- [Set problem A]:
Print everything in the passage on the Colorado River compact from "Kuhn and Fleck" down to "Boulder Canyon Project.", word for word.

- [Extract to read]:
But commissioners preferred to listen to those who told them what they wanted to hear, and, the two authors write, “they saw no advantage in asking too many questions about whether the numbers were right.”

Kuhn and Fleck write:

There was now credible science that the river’s long-term flows might be much lower than they assumed. Yet in the short term, conditions on the Colorado River remained wet. Pushed by U.S. commerce secretary Herbert Hoover and Colorado lawyer Delph Carpenter, the commissioners chose to either ignore this information or challenge the credibility of the messenger. Ultimately, a review board of distinguished engineers and geologists would endorse LaRue’s view that the water supply was insufficient, but by that time there simply was too much momentum for ratification of the 1922 compact and the authorization of the Boulder Canyon Project.

The decisions men like Hoover made in the 1920s killed off native species of fish; inundated canyons, sovereign lands and archaeological sites; favored the powerful over the vulnerable; and sucked the Colorado River dry. They also set the stage for how future “water resources” would be managed.

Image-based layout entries

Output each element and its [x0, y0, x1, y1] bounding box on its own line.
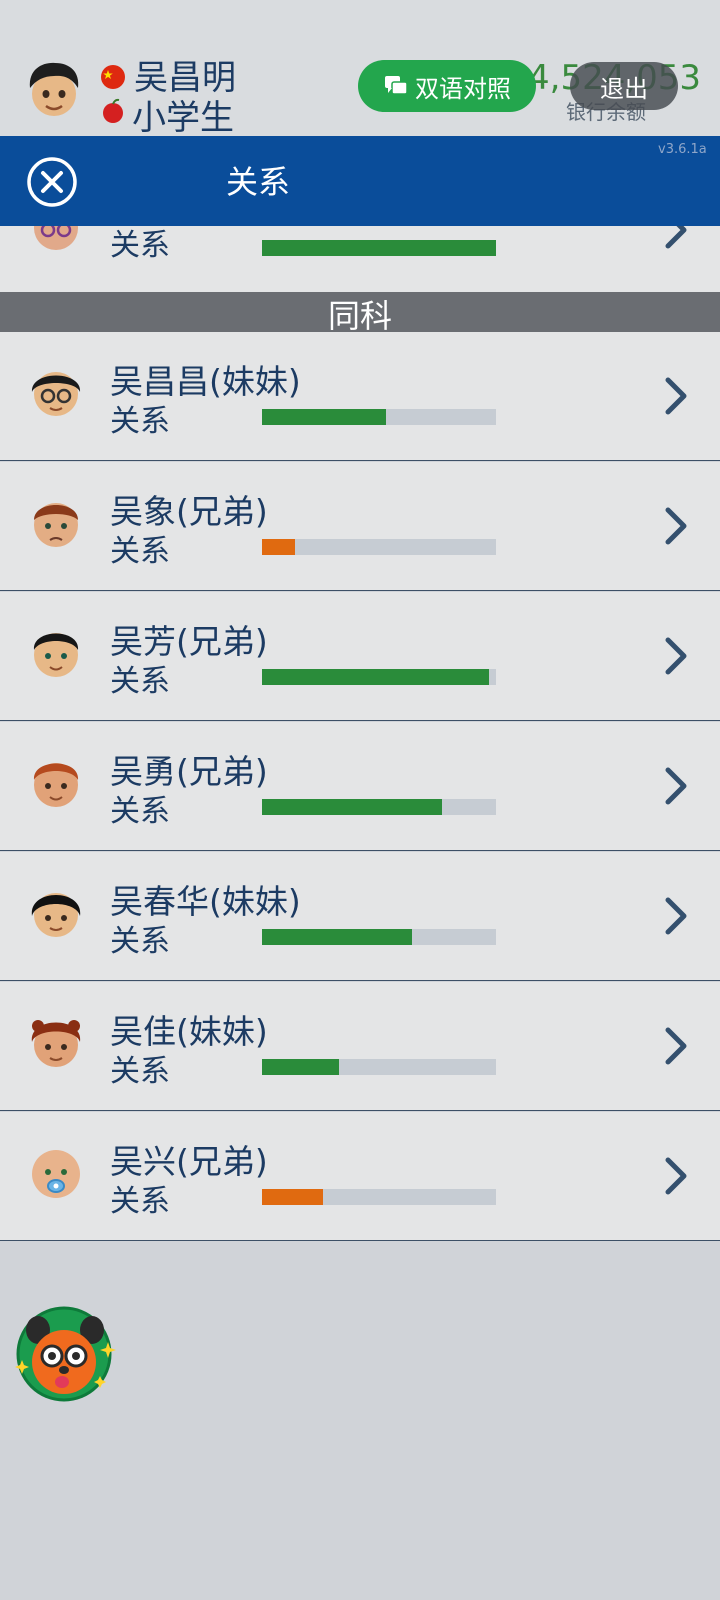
close-icon[interactable]: [26, 156, 78, 208]
chevron-right-icon: [665, 897, 687, 935]
apple-icon: [103, 98, 123, 123]
relationship-bar: [262, 240, 496, 256]
relationship-bar: [262, 669, 496, 685]
player-title: 小学生: [132, 98, 234, 138]
top-status-bar: 吴昌明 小学生 4,524,053 银行余额 双语对照 退出: [0, 0, 720, 138]
relationship-bar-fill: [262, 1059, 340, 1075]
exit-button-label: 退出: [600, 74, 648, 103]
glasses-girl-avatar: [31, 372, 81, 416]
page-title: 关系: [226, 163, 291, 201]
list-item[interactable]: 吴春华(妹妹) 关系: [0, 852, 720, 981]
list-item[interactable]: 吴昌昌(妹妹) 关系: [0, 332, 720, 461]
relationship-label: 关系: [110, 404, 170, 439]
chevron-right-icon: [665, 767, 687, 805]
relative-name: 吴象(兄弟): [110, 492, 268, 531]
chevron-right-icon: [665, 637, 687, 675]
relationship-bar: [262, 929, 496, 945]
dark-hair-boy-avatar: [33, 633, 79, 677]
relative-name: 吴兴(兄弟): [110, 1142, 268, 1181]
bilingual-toggle-button[interactable]: 双语对照: [358, 60, 536, 112]
relationship-bar: [262, 539, 496, 555]
relative-name: 吴春华(妹妹): [110, 882, 301, 921]
relationship-bar-fill: [262, 669, 489, 685]
bilingual-toggle-label: 双语对照: [415, 74, 511, 103]
relative-name: 吴芳(兄弟): [110, 622, 268, 661]
relationship-bar: [262, 799, 496, 815]
relationship-label: 关系: [110, 924, 170, 959]
relationship-label: 关系: [110, 534, 170, 569]
list-item[interactable]: 吴兴(兄弟) 关系: [0, 1112, 720, 1241]
relative-name: 吴佳(妹妹): [110, 1012, 268, 1051]
list-item[interactable]: 吴勇(兄弟) 关系: [0, 722, 720, 851]
relationship-bar-fill: [262, 1189, 323, 1205]
chevron-right-icon: [665, 507, 687, 545]
exit-button[interactable]: 退出: [570, 62, 678, 110]
list-item[interactable]: 吴芳(兄弟) 关系: [0, 592, 720, 721]
mascot-emote-button[interactable]: [14, 1304, 120, 1408]
relationship-label: 关系: [110, 228, 170, 263]
section-label: 同科: [327, 297, 392, 332]
relationship-bar-fill: [262, 409, 387, 425]
section-header-siblings: 同科: [0, 292, 720, 332]
relationship-label: 关系: [110, 664, 170, 699]
chat-bubbles-icon: [385, 76, 408, 95]
chevron-right-icon: [665, 1157, 687, 1195]
relationship-bar: [262, 1189, 496, 1205]
black-hair-girl-avatar: [31, 893, 81, 937]
title-bar: 关系: [0, 136, 720, 226]
relationship-bar: [262, 1059, 496, 1075]
relationship-label: 关系: [110, 1054, 170, 1089]
version-label: v3.6.1a: [658, 142, 707, 157]
player-avatar[interactable]: [22, 58, 86, 122]
red-hair-boy-avatar: [33, 763, 79, 807]
relative-name: 吴勇(兄弟): [110, 752, 268, 791]
list-item[interactable]: 关系: [0, 226, 720, 293]
relationship-bar-fill: [262, 240, 496, 256]
grandma-avatar: [34, 226, 78, 250]
list-item[interactable]: 吴佳(妹妹) 关系: [0, 982, 720, 1111]
chevron-right-icon: [665, 377, 687, 415]
china-flag-icon: [101, 65, 125, 89]
chevron-right-icon: [665, 226, 687, 249]
relationship-bar-fill: [262, 539, 295, 555]
baby-avatar: [32, 1150, 80, 1198]
curly-hair-girl-avatar: [31, 1020, 81, 1067]
relationship-label: 关系: [110, 1184, 170, 1219]
sad-boy-avatar: [34, 503, 78, 547]
relationship-bar: [262, 409, 496, 425]
relationship-bar-fill: [262, 799, 443, 815]
relationship-label: 关系: [110, 794, 170, 829]
player-name: 吴昌明: [134, 58, 236, 98]
chevron-right-icon: [665, 1027, 687, 1065]
list-item[interactable]: 吴象(兄弟) 关系: [0, 462, 720, 591]
relationship-bar-fill: [262, 929, 412, 945]
relative-name: 吴昌昌(妹妹): [110, 362, 301, 401]
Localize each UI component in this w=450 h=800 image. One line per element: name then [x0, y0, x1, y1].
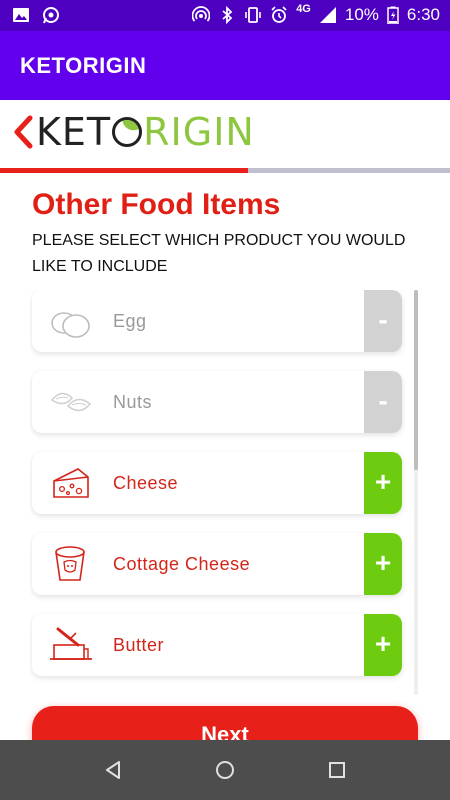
item-label: Egg	[113, 311, 147, 331]
logo-leaf-o-icon	[112, 117, 143, 147]
list-scrollbar[interactable]	[414, 290, 418, 695]
ketorigin-logo: KET RIGIN	[12, 110, 255, 154]
egg-icon	[51, 312, 90, 338]
list-item-nuts[interactable]: Nuts -	[32, 371, 402, 433]
cottage-cheese-icon	[55, 546, 85, 581]
signal-icon	[319, 7, 336, 23]
back-chevron-icon[interactable]	[12, 114, 34, 150]
scrollbar-thumb[interactable]	[414, 290, 418, 470]
clock: 6:30	[406, 5, 440, 24]
add-butter-button[interactable]: +	[364, 614, 402, 676]
app-bar: KETORIGIN	[0, 31, 450, 100]
cheese-icon	[53, 468, 89, 498]
list-item-butter[interactable]: Butter +	[32, 614, 402, 676]
bluetooth-icon	[222, 6, 233, 24]
logo-text-rigin: RIGIN	[143, 110, 255, 154]
progress-bar	[0, 168, 450, 173]
page-title: Other Food Items	[32, 188, 281, 221]
back-triangle-icon[interactable]	[101, 758, 125, 782]
logo-text-ket: KET	[36, 110, 112, 154]
alarm-icon	[271, 6, 287, 23]
item-label: Cottage Cheese	[113, 554, 251, 574]
nuts-icon	[50, 392, 92, 412]
page-subtitle: PLEASE SELECT WHICH PRODUCT YOU WOULD LI…	[32, 232, 406, 275]
remove-nuts-button[interactable]: -	[364, 371, 402, 433]
vibrate-icon	[245, 7, 261, 23]
item-label: Nuts	[113, 392, 153, 412]
app-title: KETORIGIN	[20, 53, 147, 78]
list-item-egg[interactable]: Egg -	[32, 290, 402, 352]
home-circle-icon[interactable]	[213, 758, 237, 782]
progress-fill	[0, 168, 248, 173]
main-content: KET RIGIN Other Food Items PLEASE SELECT …	[0, 100, 450, 740]
list-item-cottage-cheese[interactable]: Cottage Cheese +	[32, 533, 402, 595]
recents-square-icon[interactable]	[325, 758, 349, 782]
remove-egg-button[interactable]: -	[364, 290, 402, 352]
status-bar: 4G 10% 6:30	[0, 0, 450, 31]
food-item-list[interactable]: Egg - Nuts - Cheese + Cottage Cheese + B…	[30, 290, 410, 695]
whatsapp-icon	[43, 7, 59, 24]
butter-icon	[50, 627, 92, 660]
network-type: 4G	[296, 3, 311, 15]
battery-percent: 10%	[344, 5, 379, 24]
hotspot-icon	[192, 6, 211, 22]
item-label: Cheese	[113, 473, 179, 493]
add-cheese-button[interactable]: +	[364, 452, 402, 514]
list-item-cheese[interactable]: Cheese +	[32, 452, 402, 514]
system-nav-bar	[0, 740, 450, 800]
next-button[interactable]: Next	[32, 706, 418, 740]
battery-charging-icon	[387, 6, 399, 24]
item-label: Butter	[113, 635, 165, 655]
add-cottage-cheese-button[interactable]: +	[364, 533, 402, 595]
image-icon	[13, 8, 29, 22]
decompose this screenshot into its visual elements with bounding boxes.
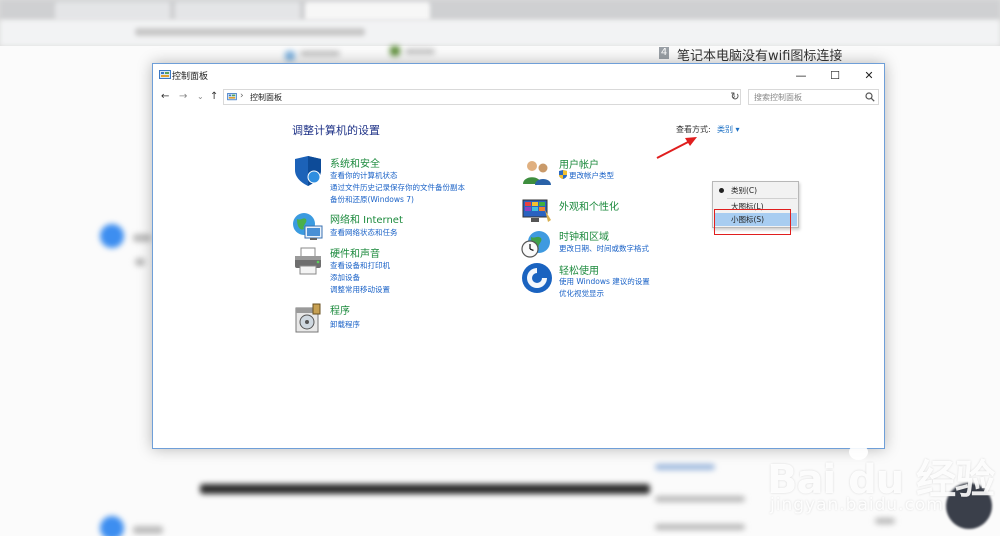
category-link[interactable]: 通过文件历史记录保存你的文件备份副本 xyxy=(330,182,465,193)
control-panel-icon xyxy=(227,93,237,101)
category-link[interactable]: 更改帐户类型 xyxy=(559,170,614,181)
printer-icon xyxy=(295,247,321,275)
view-by-dropdown[interactable]: 类别 ▾ xyxy=(717,124,740,135)
address-bar[interactable]: › 控制面板 ⌄ xyxy=(223,89,741,105)
category-title[interactable]: 网络和 Internet xyxy=(330,211,403,226)
refresh-icon[interactable]: ↻ xyxy=(728,89,742,105)
radio-selected-dot-icon xyxy=(719,188,724,193)
category-title[interactable]: 系统和安全 xyxy=(330,155,380,170)
category-ease-of-access: 轻松使用 使用 Windows 建议的设置 优化视觉显示 xyxy=(521,262,721,302)
view-by-label: 查看方式: xyxy=(676,125,711,134)
uac-shield-icon xyxy=(559,170,567,179)
category-title[interactable]: 轻松使用 xyxy=(559,262,599,277)
category-network-internet: 网络和 Internet 查看网络状态和任务 xyxy=(292,211,492,243)
background-tip-title: 笔记本电脑没有wifi图标连接 xyxy=(677,49,843,64)
category-link[interactable]: 查看设备和打印机 xyxy=(330,260,390,271)
maximize-button[interactable]: ☐ xyxy=(818,64,852,86)
back-arrow-icon[interactable]: ← xyxy=(161,90,169,104)
category-system-security: 系统和安全 查看你的计算机状态 通过文件历史记录保存你的文件备份副本 备份和还原… xyxy=(292,155,522,205)
category-title[interactable]: 时钟和区域 xyxy=(559,228,609,243)
category-link[interactable]: 查看网络状态和任务 xyxy=(330,227,398,238)
category-clock-region: 时钟和区域 更改日期、时间或数字格式 xyxy=(521,228,721,260)
category-link[interactable]: 备份和还原(Windows 7) xyxy=(330,194,414,205)
navigation-bar: ← → ⌄ ↑ › 控制面板 ⌄ ↻ 搜索控制面板 xyxy=(153,86,884,108)
category-title[interactable]: 用户帐户 xyxy=(559,156,599,171)
search-placeholder: 搜索控制面板 xyxy=(754,93,802,102)
window-title: 控制面板 xyxy=(172,72,209,82)
shield-icon xyxy=(295,156,321,186)
accessibility-icon xyxy=(522,263,552,293)
content-area: 调整计算机的设置 查看方式: 类别 ▾ 系统和安全 查看你的计算机状态 通过文件… xyxy=(153,108,884,450)
search-icon xyxy=(865,92,875,102)
close-button[interactable]: ✕ xyxy=(852,64,886,86)
category-link[interactable]: 查看你的计算机状态 xyxy=(330,170,398,181)
background-tab-strip xyxy=(0,0,1000,20)
category-link[interactable]: 更改日期、时间或数字格式 xyxy=(559,243,649,254)
category-hardware-sound: 硬件和声音 查看设备和打印机 添加设备 调整常用移动设置 xyxy=(292,245,492,295)
category-link[interactable]: 调整常用移动设置 xyxy=(330,284,390,295)
category-title[interactable]: 程序 xyxy=(330,302,350,317)
users-icon xyxy=(523,161,551,185)
control-panel-window: 控制面板 — ☐ ✕ ← → ⌄ ↑ › 控制面板 ⌄ ↻ 搜索控制面板 调整计… xyxy=(152,63,885,449)
minimize-button[interactable]: — xyxy=(784,64,818,86)
globe-network-icon xyxy=(293,213,323,240)
appearance-monitor-icon xyxy=(522,199,551,222)
search-input[interactable]: 搜索控制面板 xyxy=(748,89,879,105)
category-title[interactable]: 硬件和声音 xyxy=(330,245,380,260)
category-link[interactable]: 卸载程序 xyxy=(330,319,360,330)
programs-disc-icon xyxy=(295,303,321,333)
category-appearance: 外观和个性化 xyxy=(521,196,721,228)
forward-arrow-icon[interactable]: → xyxy=(179,90,187,104)
menu-item-label: 类别(C) xyxy=(731,186,758,195)
page-heading: 调整计算机的设置 xyxy=(292,124,380,137)
category-programs: 程序 卸载程序 xyxy=(292,302,492,334)
menu-item-category[interactable]: 类别(C) xyxy=(714,184,797,197)
clock-globe-icon xyxy=(521,231,550,258)
title-bar: 控制面板 — ☐ ✕ xyxy=(153,64,884,86)
breadcrumb-separator: › xyxy=(240,91,244,101)
category-link[interactable]: 添加设备 xyxy=(330,272,360,283)
category-link-text: 更改帐户类型 xyxy=(569,171,614,180)
up-arrow-icon[interactable]: ↑ xyxy=(210,90,218,104)
background-address-bar xyxy=(0,20,1000,46)
highlight-annotation-box xyxy=(714,209,791,235)
floating-help-button xyxy=(946,483,992,529)
category-user-accounts: 用户帐户 更改帐户类型 xyxy=(521,156,721,188)
control-panel-icon xyxy=(159,70,171,79)
category-title[interactable]: 外观和个性化 xyxy=(559,198,619,213)
menu-separator xyxy=(727,198,797,199)
background-tip-number: 4 xyxy=(659,47,669,59)
category-link[interactable]: 优化视觉显示 xyxy=(559,288,604,299)
category-link[interactable]: 使用 Windows 建议的设置 xyxy=(559,276,650,287)
breadcrumb-control-panel[interactable]: 控制面板 xyxy=(250,92,282,103)
recent-locations-icon[interactable]: ⌄ xyxy=(197,90,204,104)
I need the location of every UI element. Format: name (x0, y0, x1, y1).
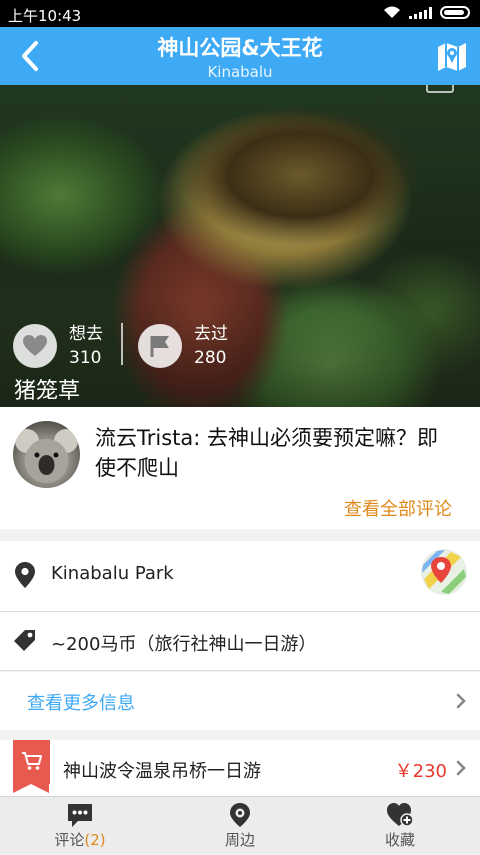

- [Set problem B]:
From the entries above, output everything from the line containing "311, 147, 331]" down to the line containing "6, 287, 23]", both included, unchanged and with nothing else.

- [Result A]:
Kuhn and Fleck write:

There was now credible science that the river’s long-term flows might be much lower than they assumed. Yet in the short term, conditions on the Colorado River remained wet. Pushed by U.S. commerce secretary Herbert Hoover and Colorado lawyer Delph Carpenter, the commissioners chose to either ignore this information or challenge the credibility of the messenger. Ultimately, a review board of distinguished engineers and geologists would endorse LaRue’s view that the water supply was insufficient, but by that time there simply was too much momentum for ratification of the 1922 compact and the authorization of the Boulder Canyon Project.

- [Result B]:
item-label: Egg	[113, 311, 147, 331]
logo-leaf-o-icon	[112, 117, 143, 147]
list-scrollbar[interactable]	[414, 290, 418, 695]
ketorigin-logo: KET RIGIN	[12, 110, 255, 154]
egg-icon	[51, 312, 90, 338]
list-item-nuts[interactable]: Nuts -	[32, 371, 402, 433]
cottage-cheese-icon	[55, 546, 85, 581]
signal-icon	[319, 7, 336, 23]
back-chevron-icon[interactable]	[12, 114, 34, 150]
scrollbar-thumb[interactable]	[414, 290, 418, 470]
clock: 6:30	[406, 5, 440, 24]
add-butter-button[interactable]: +	[364, 614, 402, 676]
app-bar: KETORIGIN	[0, 31, 450, 100]
cheese-icon	[53, 468, 89, 498]
list-item-butter[interactable]: Butter +	[32, 614, 402, 676]
bluetooth-icon	[222, 6, 233, 24]
logo-text-rigin: RIGIN	[143, 110, 255, 154]
progress-bar	[0, 168, 450, 173]
page-title: Other Food Items	[32, 188, 281, 221]
back-triangle-icon[interactable]	[101, 758, 125, 782]
logo-text-ket: KET	[36, 110, 112, 154]
alarm-icon	[271, 6, 287, 23]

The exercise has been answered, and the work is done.